## WHAT YOU HAVE TO DO
Below are entries. Pull out all lines containing "name".
---+---
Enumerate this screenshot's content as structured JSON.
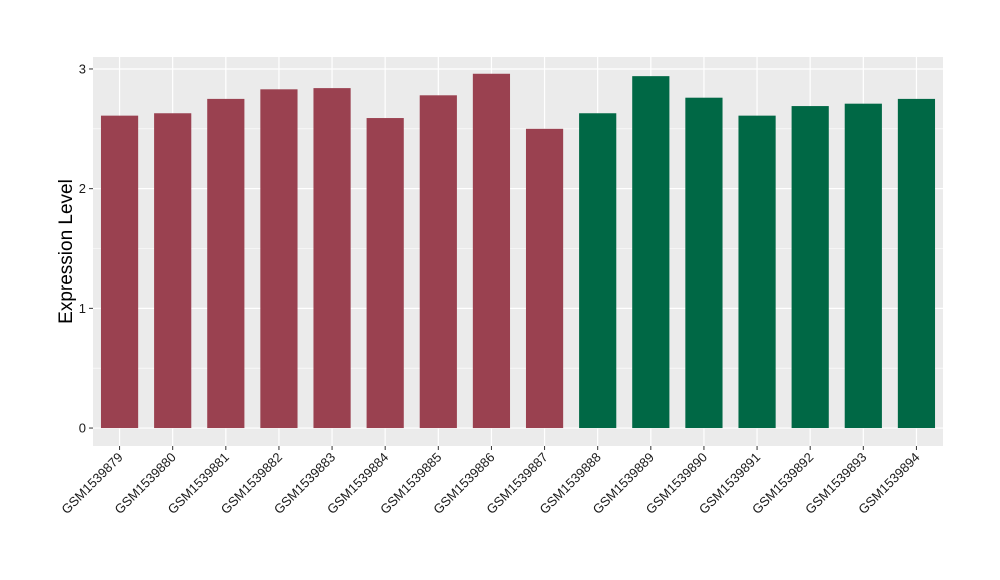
{
  "chart_data": {
    "type": "bar",
    "title": "",
    "xlabel": "",
    "ylabel": "Expression Level",
    "ylim": [
      -0.15,
      3.1
    ],
    "yticks": [
      0,
      1,
      2,
      3
    ],
    "grid": true,
    "legend": "none",
    "colors": {
      "panel": "#ebebeb",
      "grid": "#ffffff",
      "group1": "#9a4150",
      "group2": "#006845"
    },
    "categories": [
      "GSM1539879",
      "GSM1539880",
      "GSM1539881",
      "GSM1539882",
      "GSM1539883",
      "GSM1539884",
      "GSM1539885",
      "GSM1539886",
      "GSM1539887",
      "GSM1539888",
      "GSM1539889",
      "GSM1539890",
      "GSM1539891",
      "GSM1539892",
      "GSM1539893",
      "GSM1539894"
    ],
    "values": [
      2.61,
      2.63,
      2.75,
      2.83,
      2.84,
      2.59,
      2.78,
      2.96,
      2.5,
      2.63,
      2.94,
      2.76,
      2.61,
      2.69,
      2.71,
      2.75
    ],
    "groups": [
      "group1",
      "group1",
      "group1",
      "group1",
      "group1",
      "group1",
      "group1",
      "group1",
      "group1",
      "group2",
      "group2",
      "group2",
      "group2",
      "group2",
      "group2",
      "group2"
    ]
  }
}
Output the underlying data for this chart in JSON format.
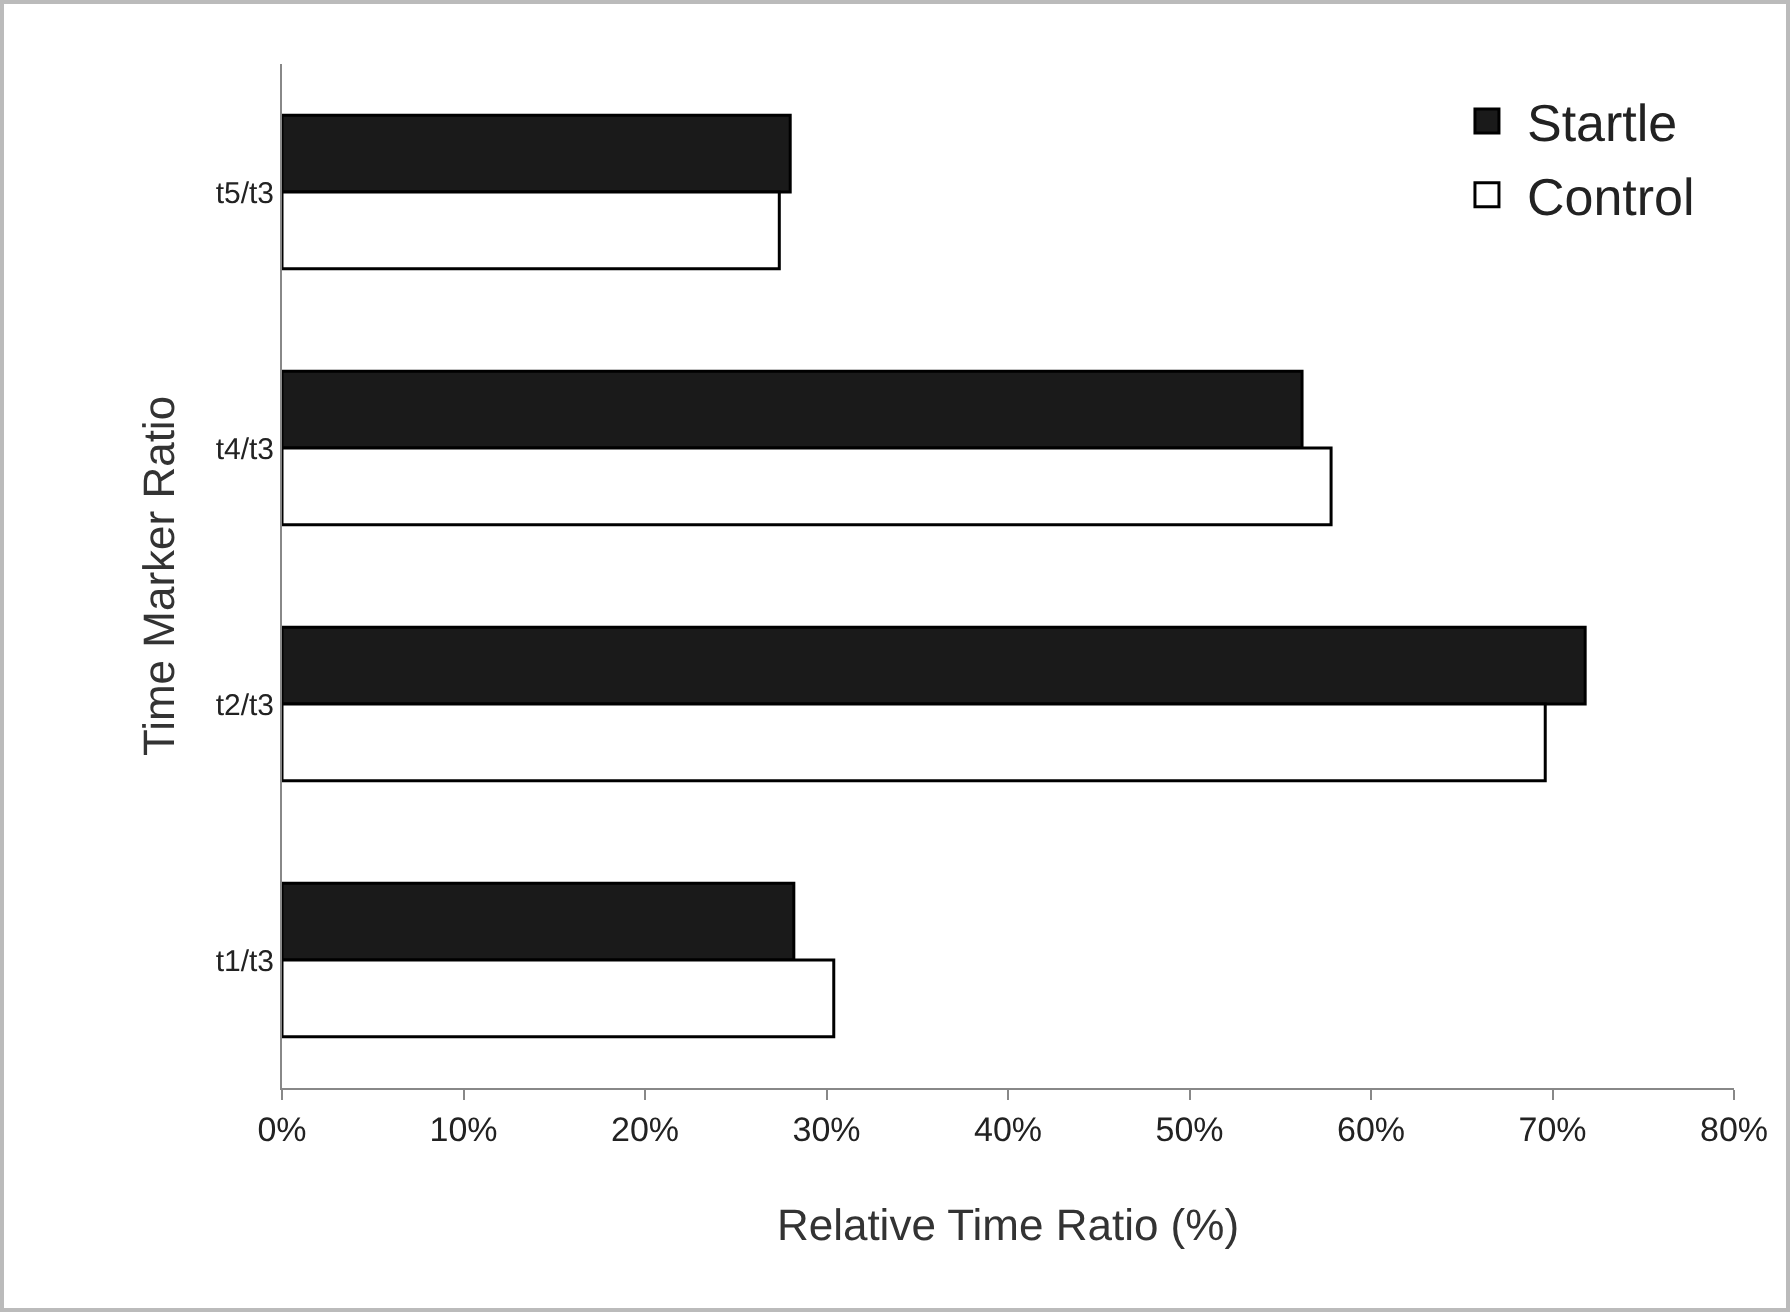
{
  "chart_data": {
    "type": "bar",
    "orientation": "horizontal",
    "xlabel": "Relative Time Ratio (%)",
    "ylabel": "Time Marker Ratio",
    "categories": [
      "t5/t3",
      "t4/t3",
      "t2/t3",
      "t1/t3"
    ],
    "series": [
      {
        "name": "Startle",
        "color": "#1a1a1a",
        "values": [
          28.0,
          56.2,
          71.8,
          28.2
        ]
      },
      {
        "name": "Control",
        "color": "#ffffff",
        "values": [
          27.4,
          57.8,
          69.6,
          30.4
        ]
      }
    ],
    "xlim": [
      0,
      80
    ],
    "xticks": [
      {
        "value": 0,
        "label": "0%"
      },
      {
        "value": 10,
        "label": "10%"
      },
      {
        "value": 20,
        "label": "20%"
      },
      {
        "value": 30,
        "label": "30%"
      },
      {
        "value": 40,
        "label": "40%"
      },
      {
        "value": 50,
        "label": "50%"
      },
      {
        "value": 60,
        "label": "60%"
      },
      {
        "value": 70,
        "label": "70%"
      },
      {
        "value": 80,
        "label": "80%"
      }
    ],
    "grid": false,
    "legend": "top right"
  }
}
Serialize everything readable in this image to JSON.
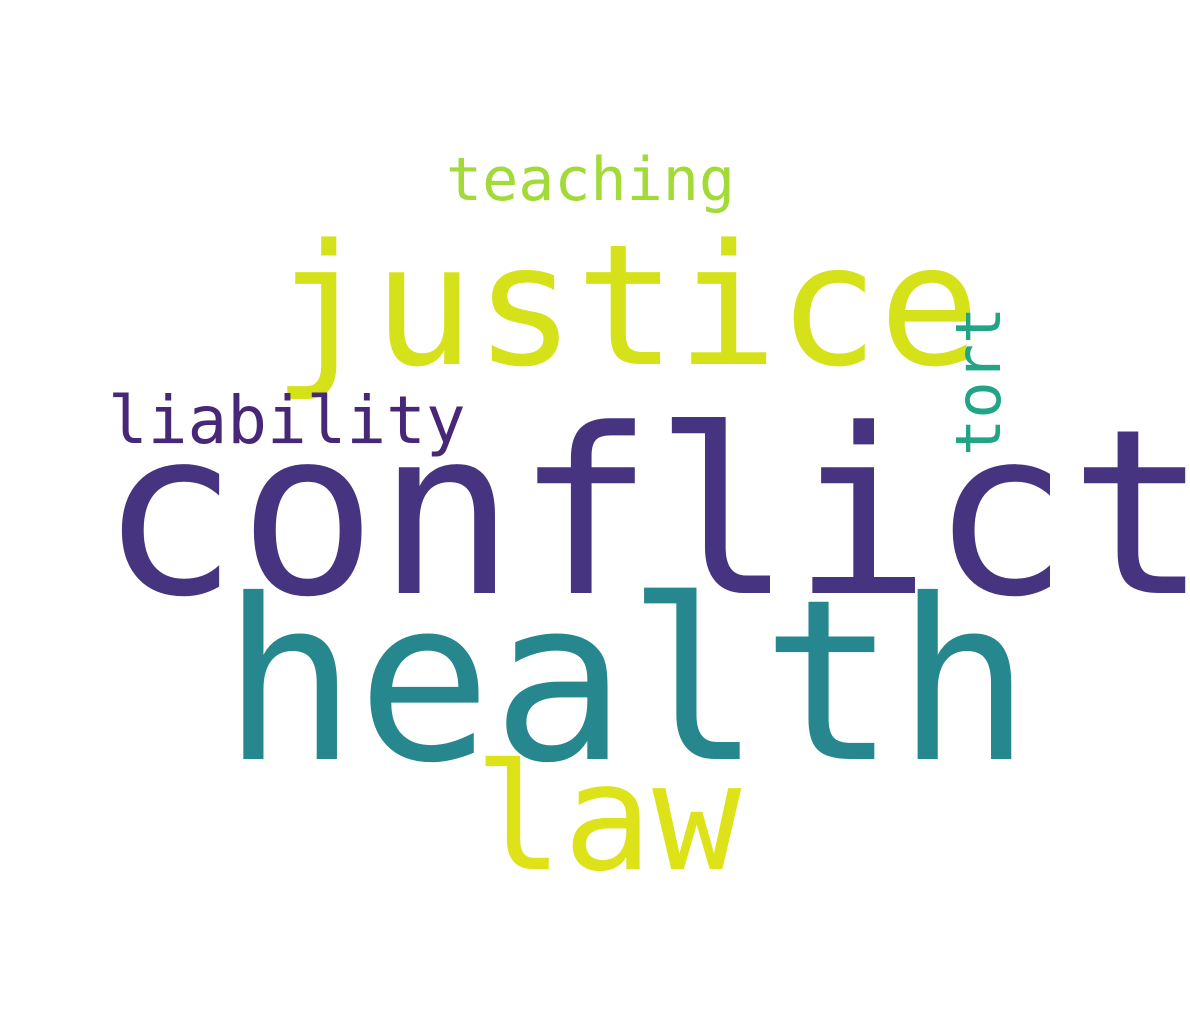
{
  "words": [
    {
      "text": "conflict",
      "color": "#463480"
    },
    {
      "text": "health",
      "color": "#26878e"
    },
    {
      "text": "justice",
      "color": "#d5e21a"
    },
    {
      "text": "law",
      "color": "#dde318"
    },
    {
      "text": "liability",
      "color": "#472878"
    },
    {
      "text": "teaching",
      "color": "#a2da37"
    },
    {
      "text": "tort",
      "color": "#21a585"
    }
  ]
}
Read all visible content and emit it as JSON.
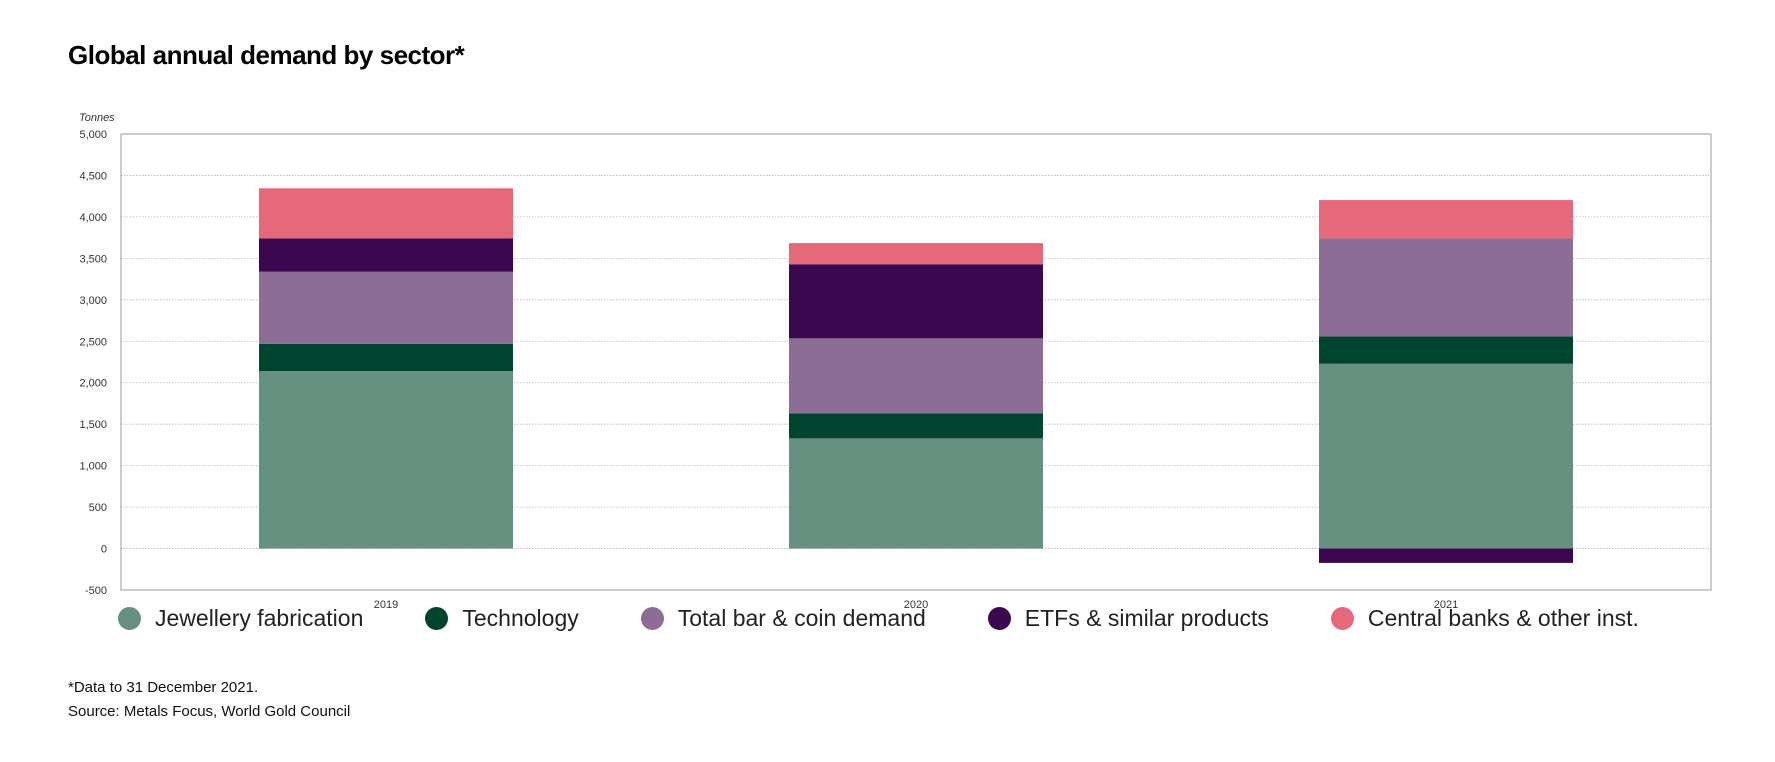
{
  "header": {
    "title": "Global annual demand by sector*",
    "unit": "Tonnes"
  },
  "footer": {
    "note": "*Data to 31 December 2021.",
    "source": "Source: Metals Focus, World Gold Council"
  },
  "chart_data": {
    "type": "bar",
    "stacked": true,
    "categories": [
      "2019",
      "2020",
      "2021"
    ],
    "series": [
      {
        "name": "Jewellery fabrication",
        "color": "#66907f",
        "values": [
          2141,
          1329,
          2229
        ]
      },
      {
        "name": "Technology",
        "color": "#00442f",
        "values": [
          327,
          303,
          330
        ]
      },
      {
        "name": "Total bar & coin demand",
        "color": "#8b6d95",
        "values": [
          871,
          903,
          1181
        ]
      },
      {
        "name": "ETFs & similar products",
        "color": "#3b0850",
        "values": [
          401,
          894,
          -173
        ]
      },
      {
        "name": "Central banks & other inst.",
        "color": "#e5697a",
        "values": [
          605,
          255,
          463
        ]
      }
    ],
    "ylim": [
      -500,
      5000
    ],
    "yticks": [
      -500,
      0,
      500,
      1000,
      1500,
      2000,
      2500,
      3000,
      3500,
      4000,
      4500,
      5000
    ],
    "ytick_labels": [
      "-500",
      "0",
      "500",
      "1,000",
      "1,500",
      "2,000",
      "2,500",
      "3,000",
      "3,500",
      "4,000",
      "4,500",
      "5,000"
    ],
    "ylabel": "Tonnes",
    "grid": true,
    "legend_position": "bottom"
  }
}
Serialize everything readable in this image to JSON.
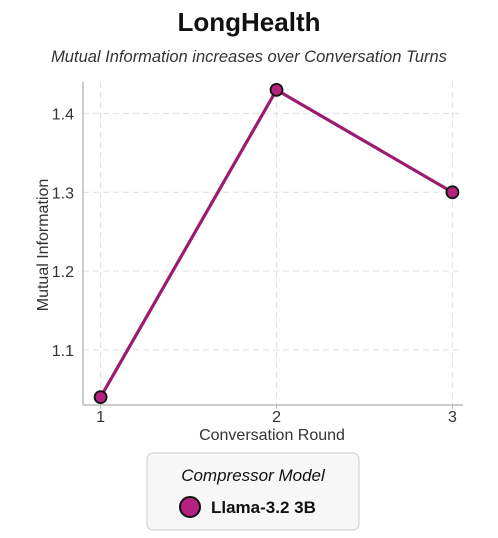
{
  "chart_data": {
    "type": "line",
    "title": "LongHealth",
    "subtitle": "Mutual Information increases over Conversation Turns",
    "xlabel": "Conversation Round",
    "ylabel": "Mutual Information",
    "x": [
      1,
      2,
      3
    ],
    "x_ticks": [
      "1",
      "2",
      "3"
    ],
    "y_ticks": [
      "1.1",
      "1.2",
      "1.3",
      "1.4"
    ],
    "ylim": [
      1.03,
      1.44
    ],
    "xlim": [
      0.9,
      3.06
    ],
    "grid": true,
    "legend_title": "Compressor Model",
    "legend_placement": "bottom-center",
    "series": [
      {
        "name": "Llama-3.2 3B",
        "values": [
          1.04,
          1.43,
          1.3
        ],
        "color": "#9b1b6e",
        "marker_color": "#b5217f"
      }
    ]
  }
}
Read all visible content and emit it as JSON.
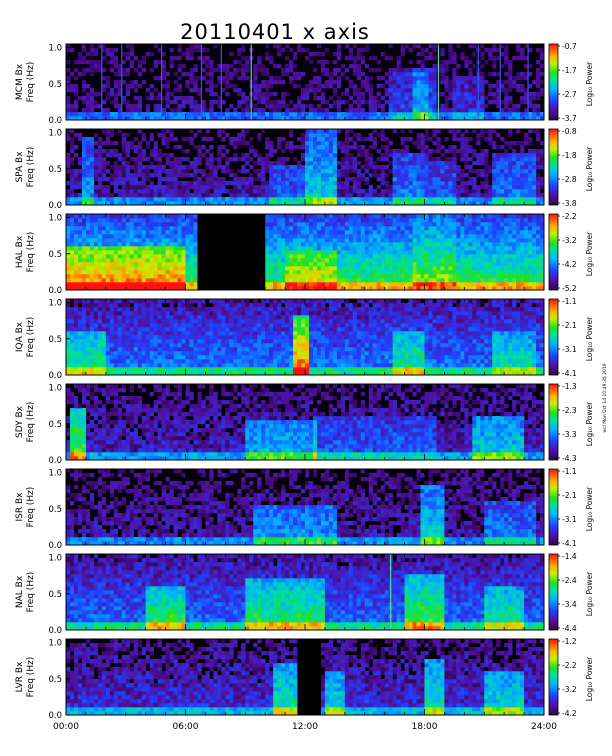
---+---
## WRITTEN RESPONSE
        "name": "Startle",
        "name": "Control",
        "name": "Jewellery fabrication",
        "name": "Technology",
        "name": "Total bar & coin demand",
        "name": "ETFs & similar products",
        "name": "Central banks & other inst.",
        "name": "Llama-3.2 3B",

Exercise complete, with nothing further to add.